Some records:
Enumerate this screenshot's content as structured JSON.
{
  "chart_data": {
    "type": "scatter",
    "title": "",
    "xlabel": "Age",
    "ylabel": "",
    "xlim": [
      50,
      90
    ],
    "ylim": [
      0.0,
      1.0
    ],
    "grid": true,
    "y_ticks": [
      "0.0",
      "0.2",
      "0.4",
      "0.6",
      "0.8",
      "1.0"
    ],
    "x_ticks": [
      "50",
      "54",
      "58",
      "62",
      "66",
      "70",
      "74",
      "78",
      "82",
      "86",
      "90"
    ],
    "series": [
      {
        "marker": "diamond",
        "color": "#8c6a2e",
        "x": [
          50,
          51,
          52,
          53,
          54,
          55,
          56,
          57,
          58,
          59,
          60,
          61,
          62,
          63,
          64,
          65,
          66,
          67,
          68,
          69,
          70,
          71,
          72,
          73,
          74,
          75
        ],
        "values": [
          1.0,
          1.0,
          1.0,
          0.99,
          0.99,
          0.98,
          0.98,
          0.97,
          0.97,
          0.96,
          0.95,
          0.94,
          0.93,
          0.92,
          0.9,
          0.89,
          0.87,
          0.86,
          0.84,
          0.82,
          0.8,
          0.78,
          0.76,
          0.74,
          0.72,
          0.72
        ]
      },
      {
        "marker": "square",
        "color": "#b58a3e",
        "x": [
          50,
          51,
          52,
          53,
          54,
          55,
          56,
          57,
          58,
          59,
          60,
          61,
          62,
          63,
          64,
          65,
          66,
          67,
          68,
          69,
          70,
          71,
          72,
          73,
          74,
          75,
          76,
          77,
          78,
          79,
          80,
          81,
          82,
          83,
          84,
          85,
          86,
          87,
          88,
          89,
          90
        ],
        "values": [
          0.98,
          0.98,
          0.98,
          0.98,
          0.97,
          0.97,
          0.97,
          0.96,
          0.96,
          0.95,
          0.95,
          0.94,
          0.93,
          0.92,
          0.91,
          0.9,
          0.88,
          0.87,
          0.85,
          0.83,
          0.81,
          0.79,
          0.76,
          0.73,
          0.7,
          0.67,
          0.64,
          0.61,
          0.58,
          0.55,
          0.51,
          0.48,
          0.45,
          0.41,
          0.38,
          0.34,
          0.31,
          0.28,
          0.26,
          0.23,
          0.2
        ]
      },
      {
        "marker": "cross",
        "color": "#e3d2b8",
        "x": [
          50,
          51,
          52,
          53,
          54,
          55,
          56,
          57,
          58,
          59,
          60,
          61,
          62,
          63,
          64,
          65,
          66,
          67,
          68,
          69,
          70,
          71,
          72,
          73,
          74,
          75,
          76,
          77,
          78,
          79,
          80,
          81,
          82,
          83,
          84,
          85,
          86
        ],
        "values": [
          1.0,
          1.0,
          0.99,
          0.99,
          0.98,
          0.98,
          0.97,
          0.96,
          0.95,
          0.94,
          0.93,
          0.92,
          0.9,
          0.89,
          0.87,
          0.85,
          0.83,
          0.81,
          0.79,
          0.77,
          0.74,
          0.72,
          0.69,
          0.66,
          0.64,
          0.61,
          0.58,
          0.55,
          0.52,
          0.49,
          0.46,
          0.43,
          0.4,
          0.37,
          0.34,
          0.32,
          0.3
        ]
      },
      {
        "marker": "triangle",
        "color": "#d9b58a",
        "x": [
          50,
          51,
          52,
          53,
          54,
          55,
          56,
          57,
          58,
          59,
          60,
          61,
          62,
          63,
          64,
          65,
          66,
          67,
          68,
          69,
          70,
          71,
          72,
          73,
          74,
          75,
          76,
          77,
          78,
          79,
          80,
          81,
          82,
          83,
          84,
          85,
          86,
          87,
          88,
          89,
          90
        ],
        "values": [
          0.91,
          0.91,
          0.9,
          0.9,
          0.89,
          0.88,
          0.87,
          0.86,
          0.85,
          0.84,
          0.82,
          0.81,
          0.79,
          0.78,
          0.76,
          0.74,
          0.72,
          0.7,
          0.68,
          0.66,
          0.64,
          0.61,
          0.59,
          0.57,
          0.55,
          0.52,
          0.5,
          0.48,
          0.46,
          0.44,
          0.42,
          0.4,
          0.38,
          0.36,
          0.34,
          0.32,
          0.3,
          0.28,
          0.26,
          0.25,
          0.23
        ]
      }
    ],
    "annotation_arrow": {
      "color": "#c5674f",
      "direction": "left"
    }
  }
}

▸ WHAT IS ASKED
Print all the data exactly.

▸ ANSWER
Enumerate this screenshot's content as structured JSON.
{
  "chart_data": {
    "type": "scatter",
    "title": "",
    "xlabel": "Age",
    "ylabel": "",
    "xlim": [
      50,
      90
    ],
    "ylim": [
      0.0,
      1.0
    ],
    "grid": true,
    "y_ticks": [
      "0.0",
      "0.2",
      "0.4",
      "0.6",
      "0.8",
      "1.0"
    ],
    "x_ticks": [
      "50",
      "54",
      "58",
      "62",
      "66",
      "70",
      "74",
      "78",
      "82",
      "86",
      "90"
    ],
    "series": [
      {
        "marker": "diamond",
        "color": "#8c6a2e",
        "x": [
          50,
          51,
          52,
          53,
          54,
          55,
          56,
          57,
          58,
          59,
          60,
          61,
          62,
          63,
          64,
          65,
          66,
          67,
          68,
          69,
          70,
          71,
          72,
          73,
          74,
          75
        ],
        "values": [
          1.0,
          1.0,
          1.0,
          0.99,
          0.99,
          0.98,
          0.98,
          0.97,
          0.97,
          0.96,
          0.95,
          0.94,
          0.93,
          0.92,
          0.9,
          0.89,
          0.87,
          0.86,
          0.84,
          0.82,
          0.8,
          0.78,
          0.76,
          0.74,
          0.72,
          0.72
        ]
      },
      {
        "marker": "square",
        "color": "#b58a3e",
        "x": [
          50,
          51,
          52,
          53,
          54,
          55,
          56,
          57,
          58,
          59,
          60,
          61,
          62,
          63,
          64,
          65,
          66,
          67,
          68,
          69,
          70,
          71,
          72,
          73,
          74,
          75,
          76,
          77,
          78,
          79,
          80,
          81,
          82,
          83,
          84,
          85,
          86,
          87,
          88,
          89,
          90
        ],
        "values": [
          0.98,
          0.98,
          0.98,
          0.98,
          0.97,
          0.97,
          0.97,
          0.96,
          0.96,
          0.95,
          0.95,
          0.94,
          0.93,
          0.92,
          0.91,
          0.9,
          0.88,
          0.87,
          0.85,
          0.83,
          0.81,
          0.79,
          0.76,
          0.73,
          0.7,
          0.67,
          0.64,
          0.61,
          0.58,
          0.55,
          0.51,
          0.48,
          0.45,
          0.41,
          0.38,
          0.34,
          0.31,
          0.28,
          0.26,
          0.23,
          0.2
        ]
      },
      {
        "marker": "cross",
        "color": "#e3d2b8",
        "x": [
          50,
          51,
          52,
          53,
          54,
          55,
          56,
          57,
          58,
          59,
          60,
          61,
          62,
          63,
          64,
          65,
          66,
          67,
          68,
          69,
          70,
          71,
          72,
          73,
          74,
          75,
          76,
          77,
          78,
          79,
          80,
          81,
          82,
          83,
          84,
          85,
          86
        ],
        "values": [
          1.0,
          1.0,
          0.99,
          0.99,
          0.98,
          0.98,
          0.97,
          0.96,
          0.95,
          0.94,
          0.93,
          0.92,
          0.9,
          0.89,
          0.87,
          0.85,
          0.83,
          0.81,
          0.79,
          0.77,
          0.74,
          0.72,
          0.69,
          0.66,
          0.64,
          0.61,
          0.58,
          0.55,
          0.52,
          0.49,
          0.46,
          0.43,
          0.4,
          0.37,
          0.34,
          0.32,
          0.3
        ]
      },
      {
        "marker": "triangle",
        "color": "#d9b58a",
        "x": [
          50,
          51,
          52,
          53,
          54,
          55,
          56,
          57,
          58,
          59,
          60,
          61,
          62,
          63,
          64,
          65,
          66,
          67,
          68,
          69,
          70,
          71,
          72,
          73,
          74,
          75,
          76,
          77,
          78,
          79,
          80,
          81,
          82,
          83,
          84,
          85,
          86,
          87,
          88,
          89,
          90
        ],
        "values": [
          0.91,
          0.91,
          0.9,
          0.9,
          0.89,
          0.88,
          0.87,
          0.86,
          0.85,
          0.84,
          0.82,
          0.81,
          0.79,
          0.78,
          0.76,
          0.74,
          0.72,
          0.7,
          0.68,
          0.66,
          0.64,
          0.61,
          0.59,
          0.57,
          0.55,
          0.52,
          0.5,
          0.48,
          0.46,
          0.44,
          0.42,
          0.4,
          0.38,
          0.36,
          0.34,
          0.32,
          0.3,
          0.28,
          0.26,
          0.25,
          0.23
        ]
      }
    ],
    "annotation_arrow": {
      "color": "#c5674f",
      "direction": "left"
    }
  }
}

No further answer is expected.